┌──
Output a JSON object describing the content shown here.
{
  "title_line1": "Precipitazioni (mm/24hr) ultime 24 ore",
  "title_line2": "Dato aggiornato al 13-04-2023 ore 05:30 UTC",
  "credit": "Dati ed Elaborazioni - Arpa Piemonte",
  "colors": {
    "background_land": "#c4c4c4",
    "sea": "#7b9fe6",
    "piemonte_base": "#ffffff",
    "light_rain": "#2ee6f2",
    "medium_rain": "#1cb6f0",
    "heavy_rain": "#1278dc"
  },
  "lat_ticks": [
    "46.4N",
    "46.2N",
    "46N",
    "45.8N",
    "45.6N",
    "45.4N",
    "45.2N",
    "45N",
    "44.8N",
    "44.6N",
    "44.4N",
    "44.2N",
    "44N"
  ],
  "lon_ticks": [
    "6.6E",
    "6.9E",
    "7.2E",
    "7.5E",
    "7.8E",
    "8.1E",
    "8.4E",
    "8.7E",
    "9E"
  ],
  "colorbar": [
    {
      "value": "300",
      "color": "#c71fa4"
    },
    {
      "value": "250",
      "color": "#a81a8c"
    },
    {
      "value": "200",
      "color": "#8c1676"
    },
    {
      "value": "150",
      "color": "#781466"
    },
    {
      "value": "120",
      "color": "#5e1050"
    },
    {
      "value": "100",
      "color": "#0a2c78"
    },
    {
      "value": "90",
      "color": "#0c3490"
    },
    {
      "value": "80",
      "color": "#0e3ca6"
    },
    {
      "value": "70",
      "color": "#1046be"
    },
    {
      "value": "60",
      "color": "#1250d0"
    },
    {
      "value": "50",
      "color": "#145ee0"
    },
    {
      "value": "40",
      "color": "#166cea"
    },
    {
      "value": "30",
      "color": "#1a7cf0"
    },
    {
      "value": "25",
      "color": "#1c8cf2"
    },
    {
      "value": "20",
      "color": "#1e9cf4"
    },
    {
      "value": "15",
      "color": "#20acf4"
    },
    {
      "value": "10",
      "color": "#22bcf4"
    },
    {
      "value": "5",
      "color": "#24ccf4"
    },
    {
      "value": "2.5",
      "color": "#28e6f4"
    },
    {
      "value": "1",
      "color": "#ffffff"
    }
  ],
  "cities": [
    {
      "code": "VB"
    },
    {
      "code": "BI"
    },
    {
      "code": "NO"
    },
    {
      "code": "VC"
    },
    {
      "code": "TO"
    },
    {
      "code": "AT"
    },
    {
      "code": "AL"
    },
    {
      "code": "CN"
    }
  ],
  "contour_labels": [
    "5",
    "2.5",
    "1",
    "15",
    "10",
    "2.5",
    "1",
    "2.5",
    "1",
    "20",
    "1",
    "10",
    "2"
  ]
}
└──
Problem to work on
Print the listing above in its entirety, with every line exact.

Expected output
Output a JSON object describing the content shown here.
{
  "title_line1": "Precipitazioni (mm/24hr) ultime 24 ore",
  "title_line2": "Dato aggiornato al 13-04-2023 ore 05:30 UTC",
  "credit": "Dati ed Elaborazioni - Arpa Piemonte",
  "colors": {
    "background_land": "#c4c4c4",
    "sea": "#7b9fe6",
    "piemonte_base": "#ffffff",
    "light_rain": "#2ee6f2",
    "medium_rain": "#1cb6f0",
    "heavy_rain": "#1278dc"
  },
  "lat_ticks": [
    "46.4N",
    "46.2N",
    "46N",
    "45.8N",
    "45.6N",
    "45.4N",
    "45.2N",
    "45N",
    "44.8N",
    "44.6N",
    "44.4N",
    "44.2N",
    "44N"
  ],
  "lon_ticks": [
    "6.6E",
    "6.9E",
    "7.2E",
    "7.5E",
    "7.8E",
    "8.1E",
    "8.4E",
    "8.7E",
    "9E"
  ],
  "colorbar": [
    {
      "value": "300",
      "color": "#c71fa4"
    },
    {
      "value": "250",
      "color": "#a81a8c"
    },
    {
      "value": "200",
      "color": "#8c1676"
    },
    {
      "value": "150",
      "color": "#781466"
    },
    {
      "value": "120",
      "color": "#5e1050"
    },
    {
      "value": "100",
      "color": "#0a2c78"
    },
    {
      "value": "90",
      "color": "#0c3490"
    },
    {
      "value": "80",
      "color": "#0e3ca6"
    },
    {
      "value": "70",
      "color": "#1046be"
    },
    {
      "value": "60",
      "color": "#1250d0"
    },
    {
      "value": "50",
      "color": "#145ee0"
    },
    {
      "value": "40",
      "color": "#166cea"
    },
    {
      "value": "30",
      "color": "#1a7cf0"
    },
    {
      "value": "25",
      "color": "#1c8cf2"
    },
    {
      "value": "20",
      "color": "#1e9cf4"
    },
    {
      "value": "15",
      "color": "#20acf4"
    },
    {
      "value": "10",
      "color": "#22bcf4"
    },
    {
      "value": "5",
      "color": "#24ccf4"
    },
    {
      "value": "2.5",
      "color": "#28e6f4"
    },
    {
      "value": "1",
      "color": "#ffffff"
    }
  ],
  "cities": [
    {
      "code": "VB"
    },
    {
      "code": "BI"
    },
    {
      "code": "NO"
    },
    {
      "code": "VC"
    },
    {
      "code": "TO"
    },
    {
      "code": "AT"
    },
    {
      "code": "AL"
    },
    {
      "code": "CN"
    }
  ],
  "contour_labels": [
    "5",
    "2.5",
    "1",
    "15",
    "10",
    "2.5",
    "1",
    "2.5",
    "1",
    "20",
    "1",
    "10",
    "2"
  ]
}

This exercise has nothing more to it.